Source data
--

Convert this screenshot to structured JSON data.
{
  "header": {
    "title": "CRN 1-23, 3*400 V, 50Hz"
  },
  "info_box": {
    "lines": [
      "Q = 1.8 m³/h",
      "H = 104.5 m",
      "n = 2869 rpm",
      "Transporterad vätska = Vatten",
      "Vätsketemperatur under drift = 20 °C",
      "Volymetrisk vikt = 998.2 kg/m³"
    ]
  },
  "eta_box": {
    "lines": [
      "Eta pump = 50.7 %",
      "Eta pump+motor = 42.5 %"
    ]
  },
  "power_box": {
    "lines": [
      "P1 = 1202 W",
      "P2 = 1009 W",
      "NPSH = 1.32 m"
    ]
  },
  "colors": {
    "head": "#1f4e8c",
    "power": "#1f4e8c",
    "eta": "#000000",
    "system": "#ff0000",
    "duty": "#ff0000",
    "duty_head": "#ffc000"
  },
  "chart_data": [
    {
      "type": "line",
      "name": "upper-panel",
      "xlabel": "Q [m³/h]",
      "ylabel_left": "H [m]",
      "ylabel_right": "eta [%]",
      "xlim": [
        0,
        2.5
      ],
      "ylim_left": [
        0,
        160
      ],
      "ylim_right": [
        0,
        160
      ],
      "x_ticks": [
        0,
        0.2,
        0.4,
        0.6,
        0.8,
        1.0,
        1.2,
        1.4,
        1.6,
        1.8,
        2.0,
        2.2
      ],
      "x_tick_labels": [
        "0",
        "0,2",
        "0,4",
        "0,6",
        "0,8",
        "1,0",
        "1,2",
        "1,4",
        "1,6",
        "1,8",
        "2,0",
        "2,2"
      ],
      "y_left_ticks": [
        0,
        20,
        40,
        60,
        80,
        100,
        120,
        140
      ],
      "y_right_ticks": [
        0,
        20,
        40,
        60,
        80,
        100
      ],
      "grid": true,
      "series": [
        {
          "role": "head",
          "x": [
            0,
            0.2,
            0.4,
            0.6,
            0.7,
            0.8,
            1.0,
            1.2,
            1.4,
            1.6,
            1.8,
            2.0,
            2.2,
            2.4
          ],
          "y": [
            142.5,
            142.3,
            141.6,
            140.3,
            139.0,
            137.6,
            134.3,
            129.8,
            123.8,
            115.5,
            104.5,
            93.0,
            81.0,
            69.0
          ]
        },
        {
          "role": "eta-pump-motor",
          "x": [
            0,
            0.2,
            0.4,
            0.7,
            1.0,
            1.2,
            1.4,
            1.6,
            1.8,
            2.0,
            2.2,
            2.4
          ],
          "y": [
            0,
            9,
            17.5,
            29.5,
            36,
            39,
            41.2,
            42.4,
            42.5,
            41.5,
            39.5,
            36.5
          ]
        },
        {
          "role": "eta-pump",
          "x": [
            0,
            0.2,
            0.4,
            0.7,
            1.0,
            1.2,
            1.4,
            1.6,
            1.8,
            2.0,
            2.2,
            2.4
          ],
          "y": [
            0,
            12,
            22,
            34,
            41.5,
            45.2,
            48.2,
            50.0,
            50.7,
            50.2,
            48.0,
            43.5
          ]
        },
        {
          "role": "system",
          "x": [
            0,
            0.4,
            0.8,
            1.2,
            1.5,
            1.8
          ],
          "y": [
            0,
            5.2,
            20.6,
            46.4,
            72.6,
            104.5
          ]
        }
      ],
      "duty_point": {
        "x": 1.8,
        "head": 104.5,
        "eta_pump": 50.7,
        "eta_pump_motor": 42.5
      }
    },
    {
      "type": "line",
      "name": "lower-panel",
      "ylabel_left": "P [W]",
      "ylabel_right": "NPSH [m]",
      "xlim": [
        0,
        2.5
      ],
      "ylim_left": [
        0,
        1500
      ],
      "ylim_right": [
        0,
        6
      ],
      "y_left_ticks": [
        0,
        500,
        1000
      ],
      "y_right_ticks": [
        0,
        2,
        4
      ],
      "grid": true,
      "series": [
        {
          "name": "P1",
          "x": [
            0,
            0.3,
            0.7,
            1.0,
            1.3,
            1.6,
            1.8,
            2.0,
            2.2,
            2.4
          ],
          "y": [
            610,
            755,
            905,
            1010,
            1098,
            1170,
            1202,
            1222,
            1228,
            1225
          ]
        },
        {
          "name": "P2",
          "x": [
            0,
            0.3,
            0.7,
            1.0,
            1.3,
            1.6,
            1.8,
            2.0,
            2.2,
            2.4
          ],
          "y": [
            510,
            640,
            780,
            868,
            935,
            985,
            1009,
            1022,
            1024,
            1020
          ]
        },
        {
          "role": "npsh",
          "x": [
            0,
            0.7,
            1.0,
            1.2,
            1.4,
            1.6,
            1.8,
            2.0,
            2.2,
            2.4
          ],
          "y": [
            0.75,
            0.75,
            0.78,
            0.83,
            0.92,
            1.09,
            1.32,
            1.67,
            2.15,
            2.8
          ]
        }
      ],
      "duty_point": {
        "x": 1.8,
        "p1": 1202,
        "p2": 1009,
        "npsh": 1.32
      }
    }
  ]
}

--

TASK BRIEF »
Copy the material above, line for line.

COMPLETE OUTPUT »
Convert this screenshot to structured JSON data.
{
  "header": {
    "title": "CRN 1-23, 3*400 V, 50Hz"
  },
  "info_box": {
    "lines": [
      "Q = 1.8 m³/h",
      "H = 104.5 m",
      "n = 2869 rpm",
      "Transporterad vätska = Vatten",
      "Vätsketemperatur under drift = 20 °C",
      "Volymetrisk vikt = 998.2 kg/m³"
    ]
  },
  "eta_box": {
    "lines": [
      "Eta pump = 50.7 %",
      "Eta pump+motor = 42.5 %"
    ]
  },
  "power_box": {
    "lines": [
      "P1 = 1202 W",
      "P2 = 1009 W",
      "NPSH = 1.32 m"
    ]
  },
  "colors": {
    "head": "#1f4e8c",
    "power": "#1f4e8c",
    "eta": "#000000",
    "system": "#ff0000",
    "duty": "#ff0000",
    "duty_head": "#ffc000"
  },
  "chart_data": [
    {
      "type": "line",
      "name": "upper-panel",
      "xlabel": "Q [m³/h]",
      "ylabel_left": "H [m]",
      "ylabel_right": "eta [%]",
      "xlim": [
        0,
        2.5
      ],
      "ylim_left": [
        0,
        160
      ],
      "ylim_right": [
        0,
        160
      ],
      "x_ticks": [
        0,
        0.2,
        0.4,
        0.6,
        0.8,
        1.0,
        1.2,
        1.4,
        1.6,
        1.8,
        2.0,
        2.2
      ],
      "x_tick_labels": [
        "0",
        "0,2",
        "0,4",
        "0,6",
        "0,8",
        "1,0",
        "1,2",
        "1,4",
        "1,6",
        "1,8",
        "2,0",
        "2,2"
      ],
      "y_left_ticks": [
        0,
        20,
        40,
        60,
        80,
        100,
        120,
        140
      ],
      "y_right_ticks": [
        0,
        20,
        40,
        60,
        80,
        100
      ],
      "grid": true,
      "series": [
        {
          "role": "head",
          "x": [
            0,
            0.2,
            0.4,
            0.6,
            0.7,
            0.8,
            1.0,
            1.2,
            1.4,
            1.6,
            1.8,
            2.0,
            2.2,
            2.4
          ],
          "y": [
            142.5,
            142.3,
            141.6,
            140.3,
            139.0,
            137.6,
            134.3,
            129.8,
            123.8,
            115.5,
            104.5,
            93.0,
            81.0,
            69.0
          ]
        },
        {
          "role": "eta-pump-motor",
          "x": [
            0,
            0.2,
            0.4,
            0.7,
            1.0,
            1.2,
            1.4,
            1.6,
            1.8,
            2.0,
            2.2,
            2.4
          ],
          "y": [
            0,
            9,
            17.5,
            29.5,
            36,
            39,
            41.2,
            42.4,
            42.5,
            41.5,
            39.5,
            36.5
          ]
        },
        {
          "role": "eta-pump",
          "x": [
            0,
            0.2,
            0.4,
            0.7,
            1.0,
            1.2,
            1.4,
            1.6,
            1.8,
            2.0,
            2.2,
            2.4
          ],
          "y": [
            0,
            12,
            22,
            34,
            41.5,
            45.2,
            48.2,
            50.0,
            50.7,
            50.2,
            48.0,
            43.5
          ]
        },
        {
          "role": "system",
          "x": [
            0,
            0.4,
            0.8,
            1.2,
            1.5,
            1.8
          ],
          "y": [
            0,
            5.2,
            20.6,
            46.4,
            72.6,
            104.5
          ]
        }
      ],
      "duty_point": {
        "x": 1.8,
        "head": 104.5,
        "eta_pump": 50.7,
        "eta_pump_motor": 42.5
      }
    },
    {
      "type": "line",
      "name": "lower-panel",
      "ylabel_left": "P [W]",
      "ylabel_right": "NPSH [m]",
      "xlim": [
        0,
        2.5
      ],
      "ylim_left": [
        0,
        1500
      ],
      "ylim_right": [
        0,
        6
      ],
      "y_left_ticks": [
        0,
        500,
        1000
      ],
      "y_right_ticks": [
        0,
        2,
        4
      ],
      "grid": true,
      "series": [
        {
          "name": "P1",
          "x": [
            0,
            0.3,
            0.7,
            1.0,
            1.3,
            1.6,
            1.8,
            2.0,
            2.2,
            2.4
          ],
          "y": [
            610,
            755,
            905,
            1010,
            1098,
            1170,
            1202,
            1222,
            1228,
            1225
          ]
        },
        {
          "name": "P2",
          "x": [
            0,
            0.3,
            0.7,
            1.0,
            1.3,
            1.6,
            1.8,
            2.0,
            2.2,
            2.4
          ],
          "y": [
            510,
            640,
            780,
            868,
            935,
            985,
            1009,
            1022,
            1024,
            1020
          ]
        },
        {
          "role": "npsh",
          "x": [
            0,
            0.7,
            1.0,
            1.2,
            1.4,
            1.6,
            1.8,
            2.0,
            2.2,
            2.4
          ],
          "y": [
            0.75,
            0.75,
            0.78,
            0.83,
            0.92,
            1.09,
            1.32,
            1.67,
            2.15,
            2.8
          ]
        }
      ],
      "duty_point": {
        "x": 1.8,
        "p1": 1202,
        "p2": 1009,
        "npsh": 1.32
      }
    }
  ]
}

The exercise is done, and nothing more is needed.